---- Given data

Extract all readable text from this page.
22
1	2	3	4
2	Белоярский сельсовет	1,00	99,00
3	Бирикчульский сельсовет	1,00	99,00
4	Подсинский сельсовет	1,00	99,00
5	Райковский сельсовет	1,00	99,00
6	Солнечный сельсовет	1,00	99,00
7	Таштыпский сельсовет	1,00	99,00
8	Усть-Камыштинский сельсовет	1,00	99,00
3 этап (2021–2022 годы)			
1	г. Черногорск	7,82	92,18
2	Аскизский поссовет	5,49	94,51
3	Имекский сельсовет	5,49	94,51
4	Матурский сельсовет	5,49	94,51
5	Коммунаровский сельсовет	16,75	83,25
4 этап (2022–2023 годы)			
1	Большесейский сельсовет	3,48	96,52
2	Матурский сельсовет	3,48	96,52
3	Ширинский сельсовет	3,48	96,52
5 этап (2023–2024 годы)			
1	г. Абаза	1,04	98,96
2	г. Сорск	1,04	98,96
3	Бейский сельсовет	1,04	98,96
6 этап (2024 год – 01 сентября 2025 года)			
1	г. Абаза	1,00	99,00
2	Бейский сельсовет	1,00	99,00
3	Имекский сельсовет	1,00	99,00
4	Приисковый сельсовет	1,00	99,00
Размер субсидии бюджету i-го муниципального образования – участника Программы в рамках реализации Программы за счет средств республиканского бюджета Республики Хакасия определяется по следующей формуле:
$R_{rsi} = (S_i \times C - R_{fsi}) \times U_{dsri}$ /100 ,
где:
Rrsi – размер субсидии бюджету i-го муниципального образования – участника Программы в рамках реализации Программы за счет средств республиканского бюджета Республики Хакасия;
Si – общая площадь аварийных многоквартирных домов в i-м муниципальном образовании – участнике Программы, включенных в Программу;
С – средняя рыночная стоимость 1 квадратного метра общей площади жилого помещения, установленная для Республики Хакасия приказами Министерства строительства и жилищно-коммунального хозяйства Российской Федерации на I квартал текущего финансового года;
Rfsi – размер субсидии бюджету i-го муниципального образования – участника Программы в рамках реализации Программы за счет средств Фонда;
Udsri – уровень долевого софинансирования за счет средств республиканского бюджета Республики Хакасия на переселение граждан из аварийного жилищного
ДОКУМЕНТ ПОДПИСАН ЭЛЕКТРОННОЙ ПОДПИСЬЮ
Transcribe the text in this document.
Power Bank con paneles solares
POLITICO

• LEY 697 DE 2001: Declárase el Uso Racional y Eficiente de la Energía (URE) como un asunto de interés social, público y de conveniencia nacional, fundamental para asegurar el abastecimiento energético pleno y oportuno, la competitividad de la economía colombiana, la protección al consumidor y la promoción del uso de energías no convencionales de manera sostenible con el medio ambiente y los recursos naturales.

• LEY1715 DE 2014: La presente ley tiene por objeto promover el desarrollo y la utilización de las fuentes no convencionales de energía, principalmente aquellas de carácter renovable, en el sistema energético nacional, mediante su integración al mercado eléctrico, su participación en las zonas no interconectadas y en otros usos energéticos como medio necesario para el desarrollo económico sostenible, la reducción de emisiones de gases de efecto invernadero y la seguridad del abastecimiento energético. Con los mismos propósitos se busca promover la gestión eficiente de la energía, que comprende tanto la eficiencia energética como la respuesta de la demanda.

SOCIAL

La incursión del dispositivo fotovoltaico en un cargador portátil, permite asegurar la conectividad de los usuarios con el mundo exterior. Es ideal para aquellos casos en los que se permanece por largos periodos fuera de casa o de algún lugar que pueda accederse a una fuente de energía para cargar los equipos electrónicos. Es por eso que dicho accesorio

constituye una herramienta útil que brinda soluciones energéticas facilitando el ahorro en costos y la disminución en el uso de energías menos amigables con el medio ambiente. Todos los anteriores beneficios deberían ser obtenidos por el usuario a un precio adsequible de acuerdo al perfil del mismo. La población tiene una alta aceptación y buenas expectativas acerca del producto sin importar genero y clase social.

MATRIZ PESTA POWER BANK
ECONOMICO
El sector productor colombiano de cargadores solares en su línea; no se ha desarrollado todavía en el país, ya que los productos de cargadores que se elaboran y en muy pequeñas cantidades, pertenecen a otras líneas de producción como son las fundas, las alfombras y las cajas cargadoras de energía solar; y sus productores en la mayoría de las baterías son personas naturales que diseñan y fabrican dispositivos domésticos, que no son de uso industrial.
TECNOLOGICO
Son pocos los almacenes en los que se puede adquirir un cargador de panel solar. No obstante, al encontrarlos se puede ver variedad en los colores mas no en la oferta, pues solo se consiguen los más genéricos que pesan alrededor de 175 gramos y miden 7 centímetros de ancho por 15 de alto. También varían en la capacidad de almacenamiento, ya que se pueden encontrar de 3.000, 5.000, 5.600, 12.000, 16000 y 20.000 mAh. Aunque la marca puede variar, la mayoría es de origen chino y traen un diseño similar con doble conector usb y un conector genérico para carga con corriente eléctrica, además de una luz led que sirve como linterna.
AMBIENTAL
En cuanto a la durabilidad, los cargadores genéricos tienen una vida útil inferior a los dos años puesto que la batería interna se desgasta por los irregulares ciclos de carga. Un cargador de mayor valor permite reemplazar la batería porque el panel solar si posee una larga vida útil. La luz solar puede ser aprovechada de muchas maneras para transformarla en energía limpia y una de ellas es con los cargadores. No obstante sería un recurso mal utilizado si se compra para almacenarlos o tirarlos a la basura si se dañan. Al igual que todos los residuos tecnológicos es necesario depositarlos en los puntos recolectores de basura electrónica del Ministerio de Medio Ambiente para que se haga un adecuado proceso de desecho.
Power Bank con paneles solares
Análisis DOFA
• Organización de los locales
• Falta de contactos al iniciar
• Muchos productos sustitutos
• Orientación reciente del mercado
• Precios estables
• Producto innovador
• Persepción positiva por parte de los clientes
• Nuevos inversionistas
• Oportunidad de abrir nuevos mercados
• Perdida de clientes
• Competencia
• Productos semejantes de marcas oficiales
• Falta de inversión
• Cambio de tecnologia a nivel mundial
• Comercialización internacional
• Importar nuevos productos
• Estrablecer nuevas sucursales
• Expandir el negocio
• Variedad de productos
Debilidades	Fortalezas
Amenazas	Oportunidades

--------

__What is being asked__
Using the entries above, return each line that includes the word "Бейский".

__Response for this exercise__
3	Бейский сельсовет	1,04	98,96
2	Бейский сельсовет	1,00	99,00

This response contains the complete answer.